[BEGIN]
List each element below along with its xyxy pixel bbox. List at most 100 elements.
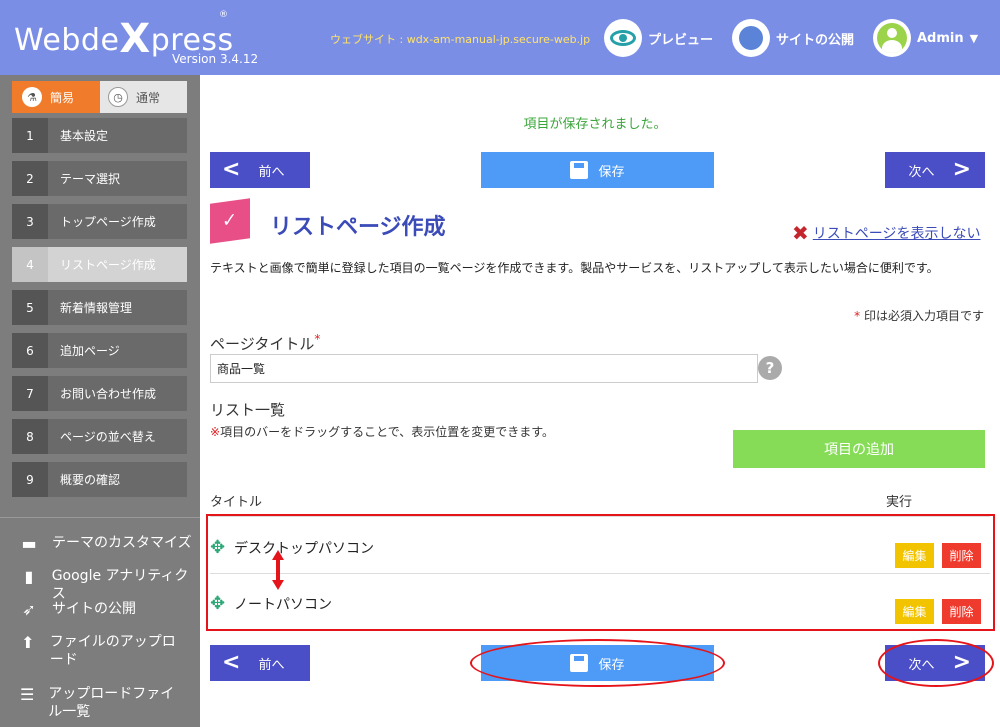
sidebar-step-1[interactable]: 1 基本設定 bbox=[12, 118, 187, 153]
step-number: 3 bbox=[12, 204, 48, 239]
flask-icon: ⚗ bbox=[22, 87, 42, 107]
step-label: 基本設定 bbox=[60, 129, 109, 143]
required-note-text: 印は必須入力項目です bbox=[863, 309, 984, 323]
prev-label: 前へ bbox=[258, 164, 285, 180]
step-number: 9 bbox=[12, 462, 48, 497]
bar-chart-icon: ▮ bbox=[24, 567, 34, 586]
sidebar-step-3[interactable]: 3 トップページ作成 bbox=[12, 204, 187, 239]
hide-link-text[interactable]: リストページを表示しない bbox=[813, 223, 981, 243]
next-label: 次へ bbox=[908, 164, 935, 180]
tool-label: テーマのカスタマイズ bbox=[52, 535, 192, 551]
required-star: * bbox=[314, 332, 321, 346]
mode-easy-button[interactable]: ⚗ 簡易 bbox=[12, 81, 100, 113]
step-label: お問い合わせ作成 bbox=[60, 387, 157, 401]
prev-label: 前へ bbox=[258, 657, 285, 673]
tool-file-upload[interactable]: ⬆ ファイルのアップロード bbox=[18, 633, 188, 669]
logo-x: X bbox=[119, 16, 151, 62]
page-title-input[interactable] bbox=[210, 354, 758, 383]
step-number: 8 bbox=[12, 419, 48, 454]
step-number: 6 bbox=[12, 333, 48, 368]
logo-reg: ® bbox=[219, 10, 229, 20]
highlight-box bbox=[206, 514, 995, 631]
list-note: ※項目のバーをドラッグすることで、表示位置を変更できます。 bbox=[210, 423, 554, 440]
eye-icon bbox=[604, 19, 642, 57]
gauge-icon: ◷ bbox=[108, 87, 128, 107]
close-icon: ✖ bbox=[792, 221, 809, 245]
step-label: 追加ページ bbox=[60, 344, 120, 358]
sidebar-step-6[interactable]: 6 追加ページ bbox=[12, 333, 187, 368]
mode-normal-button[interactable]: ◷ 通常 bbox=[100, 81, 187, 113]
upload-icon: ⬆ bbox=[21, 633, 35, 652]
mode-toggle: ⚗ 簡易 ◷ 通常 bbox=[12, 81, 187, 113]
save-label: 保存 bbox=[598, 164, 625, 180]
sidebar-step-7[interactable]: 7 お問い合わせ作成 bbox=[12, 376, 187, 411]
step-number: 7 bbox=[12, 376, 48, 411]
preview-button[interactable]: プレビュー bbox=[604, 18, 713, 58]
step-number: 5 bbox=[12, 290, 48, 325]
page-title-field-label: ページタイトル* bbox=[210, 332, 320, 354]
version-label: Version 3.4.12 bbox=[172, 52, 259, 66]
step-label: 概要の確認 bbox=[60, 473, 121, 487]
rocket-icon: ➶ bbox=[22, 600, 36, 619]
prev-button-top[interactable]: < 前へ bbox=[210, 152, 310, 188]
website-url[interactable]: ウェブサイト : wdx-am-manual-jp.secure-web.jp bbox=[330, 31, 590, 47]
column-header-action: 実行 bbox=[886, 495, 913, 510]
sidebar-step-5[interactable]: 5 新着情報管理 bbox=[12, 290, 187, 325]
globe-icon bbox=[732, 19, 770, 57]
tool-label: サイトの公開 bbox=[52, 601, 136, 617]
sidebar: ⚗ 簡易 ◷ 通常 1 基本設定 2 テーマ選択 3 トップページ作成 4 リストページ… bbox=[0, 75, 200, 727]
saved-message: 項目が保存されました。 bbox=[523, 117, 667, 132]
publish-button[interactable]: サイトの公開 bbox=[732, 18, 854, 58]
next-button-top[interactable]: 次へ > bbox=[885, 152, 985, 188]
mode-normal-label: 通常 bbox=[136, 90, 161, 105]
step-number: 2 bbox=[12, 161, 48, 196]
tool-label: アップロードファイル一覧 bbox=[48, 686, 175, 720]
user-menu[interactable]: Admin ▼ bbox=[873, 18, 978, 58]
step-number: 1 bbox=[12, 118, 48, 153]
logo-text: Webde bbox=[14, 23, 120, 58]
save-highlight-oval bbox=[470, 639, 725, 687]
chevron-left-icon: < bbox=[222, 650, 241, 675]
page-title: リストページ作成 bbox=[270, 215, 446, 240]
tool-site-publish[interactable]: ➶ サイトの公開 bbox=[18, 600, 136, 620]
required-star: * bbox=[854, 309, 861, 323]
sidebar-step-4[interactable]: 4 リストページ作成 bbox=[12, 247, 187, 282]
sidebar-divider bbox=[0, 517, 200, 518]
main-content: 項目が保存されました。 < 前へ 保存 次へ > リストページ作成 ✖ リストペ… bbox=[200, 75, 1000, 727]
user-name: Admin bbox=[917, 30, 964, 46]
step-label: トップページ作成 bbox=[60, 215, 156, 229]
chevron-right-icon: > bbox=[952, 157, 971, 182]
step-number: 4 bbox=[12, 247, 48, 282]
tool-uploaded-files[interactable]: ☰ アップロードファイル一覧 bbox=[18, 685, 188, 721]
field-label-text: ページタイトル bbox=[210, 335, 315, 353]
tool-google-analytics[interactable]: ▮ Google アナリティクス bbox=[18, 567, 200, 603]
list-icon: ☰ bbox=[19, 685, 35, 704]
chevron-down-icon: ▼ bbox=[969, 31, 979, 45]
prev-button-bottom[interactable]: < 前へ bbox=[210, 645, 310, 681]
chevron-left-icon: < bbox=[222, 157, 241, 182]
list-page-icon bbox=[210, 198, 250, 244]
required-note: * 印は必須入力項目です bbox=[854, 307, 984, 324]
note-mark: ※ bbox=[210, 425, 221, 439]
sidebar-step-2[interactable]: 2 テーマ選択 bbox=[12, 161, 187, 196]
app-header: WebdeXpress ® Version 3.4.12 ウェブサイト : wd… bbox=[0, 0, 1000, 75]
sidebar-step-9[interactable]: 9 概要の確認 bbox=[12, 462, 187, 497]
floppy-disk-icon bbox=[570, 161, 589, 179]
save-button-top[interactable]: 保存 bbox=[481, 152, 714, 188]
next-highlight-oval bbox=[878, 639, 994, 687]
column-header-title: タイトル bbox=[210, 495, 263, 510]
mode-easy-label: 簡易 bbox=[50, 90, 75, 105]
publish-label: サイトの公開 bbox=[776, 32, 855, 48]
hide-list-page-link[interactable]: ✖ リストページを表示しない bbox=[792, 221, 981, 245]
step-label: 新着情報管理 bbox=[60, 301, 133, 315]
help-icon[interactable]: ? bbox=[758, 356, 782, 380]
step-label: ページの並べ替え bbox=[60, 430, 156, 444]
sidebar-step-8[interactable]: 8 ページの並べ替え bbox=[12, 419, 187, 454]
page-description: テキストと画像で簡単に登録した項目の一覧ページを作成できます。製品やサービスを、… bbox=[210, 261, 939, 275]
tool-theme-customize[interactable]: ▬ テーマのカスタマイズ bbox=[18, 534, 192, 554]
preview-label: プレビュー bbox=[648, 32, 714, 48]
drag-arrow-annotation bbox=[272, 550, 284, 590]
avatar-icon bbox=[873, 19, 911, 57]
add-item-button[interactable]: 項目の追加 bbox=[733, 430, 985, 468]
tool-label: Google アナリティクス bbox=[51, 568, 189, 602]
[END]
[BEGIN]
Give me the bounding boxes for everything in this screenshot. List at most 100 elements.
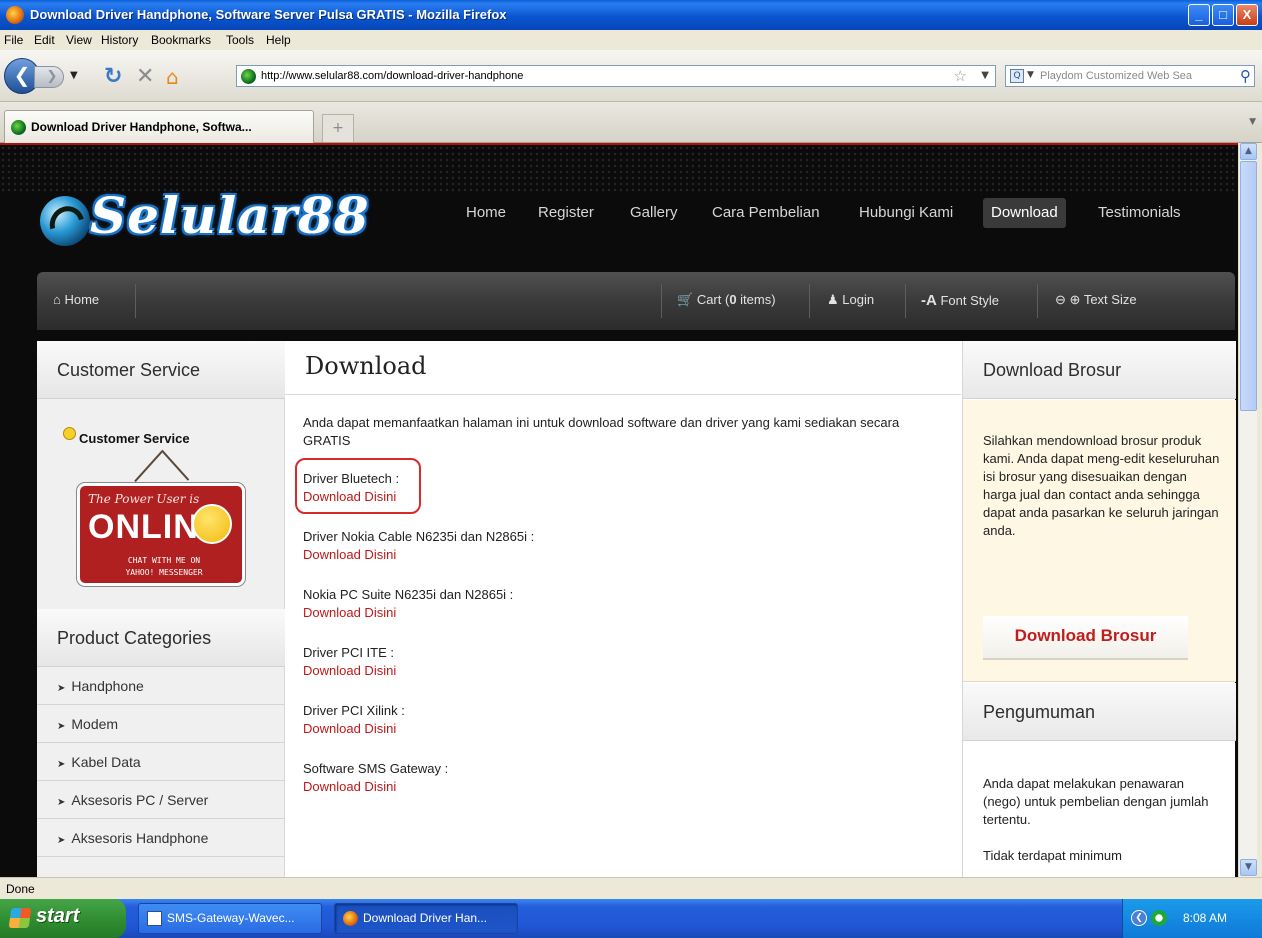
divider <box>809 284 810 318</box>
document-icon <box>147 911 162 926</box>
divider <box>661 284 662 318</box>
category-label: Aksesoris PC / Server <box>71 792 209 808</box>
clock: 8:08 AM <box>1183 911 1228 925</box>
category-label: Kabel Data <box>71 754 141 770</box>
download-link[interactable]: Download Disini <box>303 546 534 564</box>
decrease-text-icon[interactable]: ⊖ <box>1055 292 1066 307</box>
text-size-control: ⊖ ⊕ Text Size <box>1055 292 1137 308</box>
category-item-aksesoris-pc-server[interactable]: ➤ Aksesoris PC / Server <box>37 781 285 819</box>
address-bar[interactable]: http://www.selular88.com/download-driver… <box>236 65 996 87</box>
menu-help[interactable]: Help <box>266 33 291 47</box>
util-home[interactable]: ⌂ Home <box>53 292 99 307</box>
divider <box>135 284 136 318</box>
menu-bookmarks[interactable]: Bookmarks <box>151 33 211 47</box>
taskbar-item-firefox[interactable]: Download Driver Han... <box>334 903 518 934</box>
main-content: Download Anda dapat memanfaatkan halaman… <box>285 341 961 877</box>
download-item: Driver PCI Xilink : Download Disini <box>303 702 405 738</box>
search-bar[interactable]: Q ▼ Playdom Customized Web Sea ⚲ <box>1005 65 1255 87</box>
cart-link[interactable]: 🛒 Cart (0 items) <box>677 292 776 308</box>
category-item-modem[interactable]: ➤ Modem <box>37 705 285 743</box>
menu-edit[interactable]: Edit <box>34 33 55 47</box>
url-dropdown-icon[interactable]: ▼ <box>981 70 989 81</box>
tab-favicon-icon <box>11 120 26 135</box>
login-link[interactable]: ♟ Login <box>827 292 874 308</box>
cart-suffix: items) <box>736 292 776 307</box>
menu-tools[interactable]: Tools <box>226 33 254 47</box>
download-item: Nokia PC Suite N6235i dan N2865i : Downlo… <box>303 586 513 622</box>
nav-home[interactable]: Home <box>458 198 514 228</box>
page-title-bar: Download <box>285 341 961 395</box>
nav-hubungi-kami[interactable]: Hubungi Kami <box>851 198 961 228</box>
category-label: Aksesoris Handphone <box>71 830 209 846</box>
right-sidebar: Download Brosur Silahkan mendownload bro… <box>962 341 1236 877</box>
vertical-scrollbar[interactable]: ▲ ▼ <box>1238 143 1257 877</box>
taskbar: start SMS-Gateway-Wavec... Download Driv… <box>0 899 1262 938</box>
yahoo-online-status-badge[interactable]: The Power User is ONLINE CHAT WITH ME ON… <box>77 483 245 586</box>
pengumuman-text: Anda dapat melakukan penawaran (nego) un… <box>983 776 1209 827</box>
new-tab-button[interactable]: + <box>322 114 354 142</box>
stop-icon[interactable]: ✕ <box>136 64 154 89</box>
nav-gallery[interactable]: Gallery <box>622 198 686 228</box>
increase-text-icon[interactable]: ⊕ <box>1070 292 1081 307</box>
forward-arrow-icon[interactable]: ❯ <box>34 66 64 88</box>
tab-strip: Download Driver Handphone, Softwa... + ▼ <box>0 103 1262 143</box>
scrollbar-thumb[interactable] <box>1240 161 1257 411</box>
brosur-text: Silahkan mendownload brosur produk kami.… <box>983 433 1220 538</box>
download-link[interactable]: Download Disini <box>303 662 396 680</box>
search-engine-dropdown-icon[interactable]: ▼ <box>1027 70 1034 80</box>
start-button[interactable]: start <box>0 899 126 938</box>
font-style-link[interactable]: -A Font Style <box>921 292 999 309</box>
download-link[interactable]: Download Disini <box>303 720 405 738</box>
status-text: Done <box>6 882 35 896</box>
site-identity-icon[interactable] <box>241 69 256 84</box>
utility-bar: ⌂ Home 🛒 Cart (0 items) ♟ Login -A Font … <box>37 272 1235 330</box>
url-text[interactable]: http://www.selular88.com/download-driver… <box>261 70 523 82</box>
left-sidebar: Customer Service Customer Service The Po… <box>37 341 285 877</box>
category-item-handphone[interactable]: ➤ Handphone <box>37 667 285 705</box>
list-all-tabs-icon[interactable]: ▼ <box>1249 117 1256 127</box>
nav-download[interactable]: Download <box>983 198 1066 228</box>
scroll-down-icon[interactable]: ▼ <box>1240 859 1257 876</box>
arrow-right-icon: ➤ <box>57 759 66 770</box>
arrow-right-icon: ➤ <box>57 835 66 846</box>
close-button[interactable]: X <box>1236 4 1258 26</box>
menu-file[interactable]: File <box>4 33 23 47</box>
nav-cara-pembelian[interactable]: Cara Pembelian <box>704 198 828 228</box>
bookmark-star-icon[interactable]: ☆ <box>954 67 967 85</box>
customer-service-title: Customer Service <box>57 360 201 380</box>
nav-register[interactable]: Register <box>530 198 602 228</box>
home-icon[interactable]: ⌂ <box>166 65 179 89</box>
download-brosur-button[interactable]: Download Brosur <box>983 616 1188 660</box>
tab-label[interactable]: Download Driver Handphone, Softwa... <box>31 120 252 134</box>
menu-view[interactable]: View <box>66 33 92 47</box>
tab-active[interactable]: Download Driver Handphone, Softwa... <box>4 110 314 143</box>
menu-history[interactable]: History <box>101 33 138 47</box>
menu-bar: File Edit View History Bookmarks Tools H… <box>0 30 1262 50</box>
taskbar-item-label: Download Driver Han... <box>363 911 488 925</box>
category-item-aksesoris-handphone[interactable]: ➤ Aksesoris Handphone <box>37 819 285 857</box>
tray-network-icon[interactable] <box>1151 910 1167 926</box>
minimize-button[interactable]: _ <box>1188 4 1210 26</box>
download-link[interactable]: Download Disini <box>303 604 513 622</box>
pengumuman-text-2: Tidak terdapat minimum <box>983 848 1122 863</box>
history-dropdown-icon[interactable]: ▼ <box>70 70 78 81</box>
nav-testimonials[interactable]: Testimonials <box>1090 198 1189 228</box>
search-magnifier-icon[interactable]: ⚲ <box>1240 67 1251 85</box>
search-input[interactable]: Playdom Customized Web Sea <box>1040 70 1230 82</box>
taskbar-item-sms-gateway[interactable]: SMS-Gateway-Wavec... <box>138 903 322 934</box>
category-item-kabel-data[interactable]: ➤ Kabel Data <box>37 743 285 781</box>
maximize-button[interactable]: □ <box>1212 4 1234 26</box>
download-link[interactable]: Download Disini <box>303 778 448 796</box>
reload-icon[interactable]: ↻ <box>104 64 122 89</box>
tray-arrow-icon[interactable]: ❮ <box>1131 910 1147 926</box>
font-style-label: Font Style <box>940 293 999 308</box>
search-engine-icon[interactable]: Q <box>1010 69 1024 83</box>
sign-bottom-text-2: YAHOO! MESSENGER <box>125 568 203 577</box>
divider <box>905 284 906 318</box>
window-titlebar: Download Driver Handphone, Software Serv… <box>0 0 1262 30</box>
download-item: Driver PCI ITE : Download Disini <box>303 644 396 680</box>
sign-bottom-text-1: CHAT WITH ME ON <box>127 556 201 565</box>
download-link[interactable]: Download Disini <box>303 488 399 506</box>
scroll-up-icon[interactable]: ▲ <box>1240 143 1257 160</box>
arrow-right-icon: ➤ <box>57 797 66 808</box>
[END]
### Aim:
Reproduce verbatim the rows above, beginning with the row that contains "divider <box>809 284 810 318</box>" and continuing through the row that contains "taskbar-item-firefox[interactable]: Download Driver", with both of those rows included.

### Answer to this problem:
divider <box>809 284 810 318</box>
document-icon <box>147 911 162 926</box>
divider <box>661 284 662 318</box>
category-label: Aksesoris PC / Server <box>71 792 209 808</box>
clock: 8:08 AM <box>1183 911 1228 925</box>
category-label: Kabel Data <box>71 754 141 770</box>
download-link[interactable]: Download Disini <box>303 546 534 564</box>
decrease-text-icon[interactable]: ⊖ <box>1055 292 1066 307</box>
text-size-control: ⊖ ⊕ Text Size <box>1055 292 1137 308</box>
category-item-aksesoris-pc-server[interactable]: ➤ Aksesoris PC / Server <box>37 781 285 819</box>
address-bar[interactable]: http://www.selular88.com/download-driver… <box>236 65 996 87</box>
menu-help[interactable]: Help <box>266 33 291 47</box>
util-home[interactable]: ⌂ Home <box>53 292 99 307</box>
divider <box>135 284 136 318</box>
menu-bookmarks[interactable]: Bookmarks <box>151 33 211 47</box>
taskbar-item-firefox[interactable]: Download Driver Han... <box>334 903 518 934</box>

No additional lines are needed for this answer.